• **Problem details**
Retype each record shown below, leaving every character as it is.
## start
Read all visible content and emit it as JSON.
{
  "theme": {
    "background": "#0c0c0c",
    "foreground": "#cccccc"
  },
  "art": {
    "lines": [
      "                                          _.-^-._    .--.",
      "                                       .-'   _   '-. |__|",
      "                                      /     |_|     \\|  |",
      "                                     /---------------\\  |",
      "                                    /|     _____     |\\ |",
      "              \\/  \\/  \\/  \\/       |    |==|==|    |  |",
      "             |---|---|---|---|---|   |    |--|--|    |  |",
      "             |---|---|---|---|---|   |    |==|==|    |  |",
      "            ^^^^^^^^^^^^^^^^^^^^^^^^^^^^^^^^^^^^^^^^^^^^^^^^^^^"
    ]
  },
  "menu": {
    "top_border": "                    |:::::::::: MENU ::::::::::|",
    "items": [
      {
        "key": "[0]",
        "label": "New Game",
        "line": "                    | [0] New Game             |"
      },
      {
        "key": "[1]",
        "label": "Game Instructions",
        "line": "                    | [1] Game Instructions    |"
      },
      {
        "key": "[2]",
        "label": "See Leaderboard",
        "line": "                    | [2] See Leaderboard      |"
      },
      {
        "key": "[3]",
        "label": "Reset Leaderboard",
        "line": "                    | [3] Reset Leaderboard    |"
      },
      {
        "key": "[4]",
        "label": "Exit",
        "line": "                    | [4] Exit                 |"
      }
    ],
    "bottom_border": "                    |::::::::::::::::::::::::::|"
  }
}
## end
• **Exercise solution**
Read all visible content and emit it as JSON.
{
  "theme": {
    "background": "#0c0c0c",
    "foreground": "#cccccc"
  },
  "art": {
    "lines": [
      "                                          _.-^-._    .--.",
      "                                       .-'   _   '-. |__|",
      "                                      /     |_|     \\|  |",
      "                                     /---------------\\  |",
      "                                    /|     _____     |\\ |",
      "              \\/  \\/  \\/  \\/       |    |==|==|    |  |",
      "             |---|---|---|---|---|   |    |--|--|    |  |",
      "             |---|---|---|---|---|   |    |==|==|    |  |",
      "            ^^^^^^^^^^^^^^^^^^^^^^^^^^^^^^^^^^^^^^^^^^^^^^^^^^^"
    ]
  },
  "menu": {
    "top_border": "                    |:::::::::: MENU ::::::::::|",
    "items": [
      {
        "key": "[0]",
        "label": "New Game",
        "line": "                    | [0] New Game             |"
      },
      {
        "key": "[1]",
        "label": "Game Instructions",
        "line": "                    | [1] Game Instructions    |"
      },
      {
        "key": "[2]",
        "label": "See Leaderboard",
        "line": "                    | [2] See Leaderboard      |"
      },
      {
        "key": "[3]",
        "label": "Reset Leaderboard",
        "line": "                    | [3] Reset Leaderboard    |"
      },
      {
        "key": "[4]",
        "label": "Exit",
        "line": "                    | [4] Exit                 |"
      }
    ],
    "bottom_border": "                    |::::::::::::::::::::::::::|"
  }
}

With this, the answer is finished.